> _EXERCISE AIM_:
Transcribe the listing verbatim. Do not carry over any pictures.
--- START STORED RECORDS ---
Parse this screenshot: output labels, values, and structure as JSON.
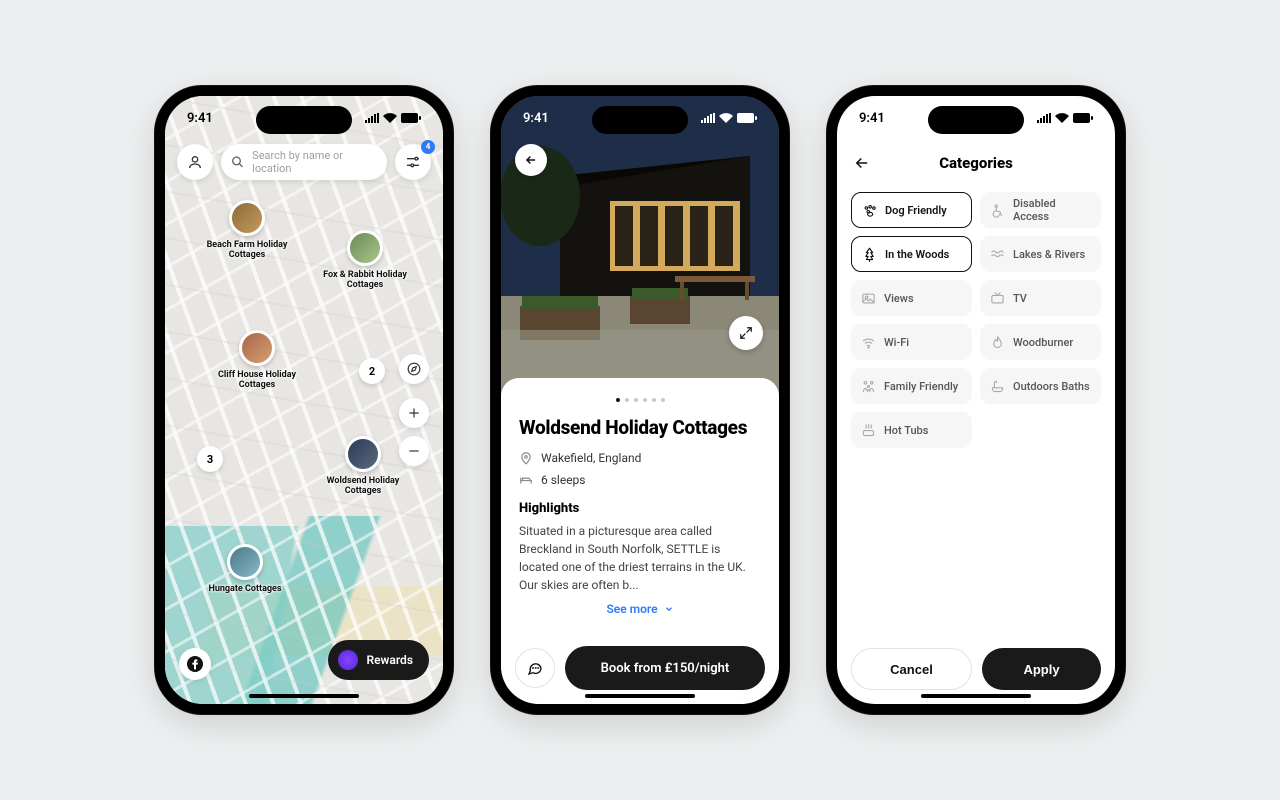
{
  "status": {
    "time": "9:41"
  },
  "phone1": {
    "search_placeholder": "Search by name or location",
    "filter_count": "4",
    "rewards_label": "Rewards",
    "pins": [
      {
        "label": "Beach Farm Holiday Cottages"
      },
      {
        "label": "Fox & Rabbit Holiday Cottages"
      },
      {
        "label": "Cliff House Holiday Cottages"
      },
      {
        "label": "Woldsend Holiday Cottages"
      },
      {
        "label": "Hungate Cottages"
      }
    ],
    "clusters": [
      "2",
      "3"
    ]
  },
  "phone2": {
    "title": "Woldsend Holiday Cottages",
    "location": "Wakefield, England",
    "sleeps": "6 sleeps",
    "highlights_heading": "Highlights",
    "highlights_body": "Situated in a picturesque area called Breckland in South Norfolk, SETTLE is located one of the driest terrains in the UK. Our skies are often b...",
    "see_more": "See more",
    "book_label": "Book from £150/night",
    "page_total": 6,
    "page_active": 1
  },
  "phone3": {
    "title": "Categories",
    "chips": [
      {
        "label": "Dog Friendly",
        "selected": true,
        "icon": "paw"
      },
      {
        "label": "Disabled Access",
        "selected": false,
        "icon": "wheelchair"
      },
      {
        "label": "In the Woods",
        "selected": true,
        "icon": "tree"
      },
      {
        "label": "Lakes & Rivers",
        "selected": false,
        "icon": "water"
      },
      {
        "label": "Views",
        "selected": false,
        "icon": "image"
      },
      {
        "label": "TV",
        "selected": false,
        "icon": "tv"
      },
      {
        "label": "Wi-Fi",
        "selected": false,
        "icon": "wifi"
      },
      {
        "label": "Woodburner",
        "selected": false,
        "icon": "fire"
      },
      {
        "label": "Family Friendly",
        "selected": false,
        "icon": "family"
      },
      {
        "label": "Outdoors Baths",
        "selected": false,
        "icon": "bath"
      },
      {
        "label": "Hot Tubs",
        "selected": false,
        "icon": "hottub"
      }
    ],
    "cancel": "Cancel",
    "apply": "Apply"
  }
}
--- END STORED RECORDS ---
> _OUTPUT FOR THIS EXERCISE_:
Parse this screenshot: output labels, values, and structure as JSON.
{
  "status": {
    "time": "9:41"
  },
  "phone1": {
    "search_placeholder": "Search by name or location",
    "filter_count": "4",
    "rewards_label": "Rewards",
    "pins": [
      {
        "label": "Beach Farm Holiday Cottages"
      },
      {
        "label": "Fox & Rabbit Holiday Cottages"
      },
      {
        "label": "Cliff House Holiday Cottages"
      },
      {
        "label": "Woldsend Holiday Cottages"
      },
      {
        "label": "Hungate Cottages"
      }
    ],
    "clusters": [
      "2",
      "3"
    ]
  },
  "phone2": {
    "title": "Woldsend Holiday Cottages",
    "location": "Wakefield, England",
    "sleeps": "6 sleeps",
    "highlights_heading": "Highlights",
    "highlights_body": "Situated in a picturesque area called Breckland in South Norfolk, SETTLE is located one of the driest terrains in the UK. Our skies are often b...",
    "see_more": "See more",
    "book_label": "Book from £150/night",
    "page_total": 6,
    "page_active": 1
  },
  "phone3": {
    "title": "Categories",
    "chips": [
      {
        "label": "Dog Friendly",
        "selected": true,
        "icon": "paw"
      },
      {
        "label": "Disabled Access",
        "selected": false,
        "icon": "wheelchair"
      },
      {
        "label": "In the Woods",
        "selected": true,
        "icon": "tree"
      },
      {
        "label": "Lakes & Rivers",
        "selected": false,
        "icon": "water"
      },
      {
        "label": "Views",
        "selected": false,
        "icon": "image"
      },
      {
        "label": "TV",
        "selected": false,
        "icon": "tv"
      },
      {
        "label": "Wi-Fi",
        "selected": false,
        "icon": "wifi"
      },
      {
        "label": "Woodburner",
        "selected": false,
        "icon": "fire"
      },
      {
        "label": "Family Friendly",
        "selected": false,
        "icon": "family"
      },
      {
        "label": "Outdoors Baths",
        "selected": false,
        "icon": "bath"
      },
      {
        "label": "Hot Tubs",
        "selected": false,
        "icon": "hottub"
      }
    ],
    "cancel": "Cancel",
    "apply": "Apply"
  }
}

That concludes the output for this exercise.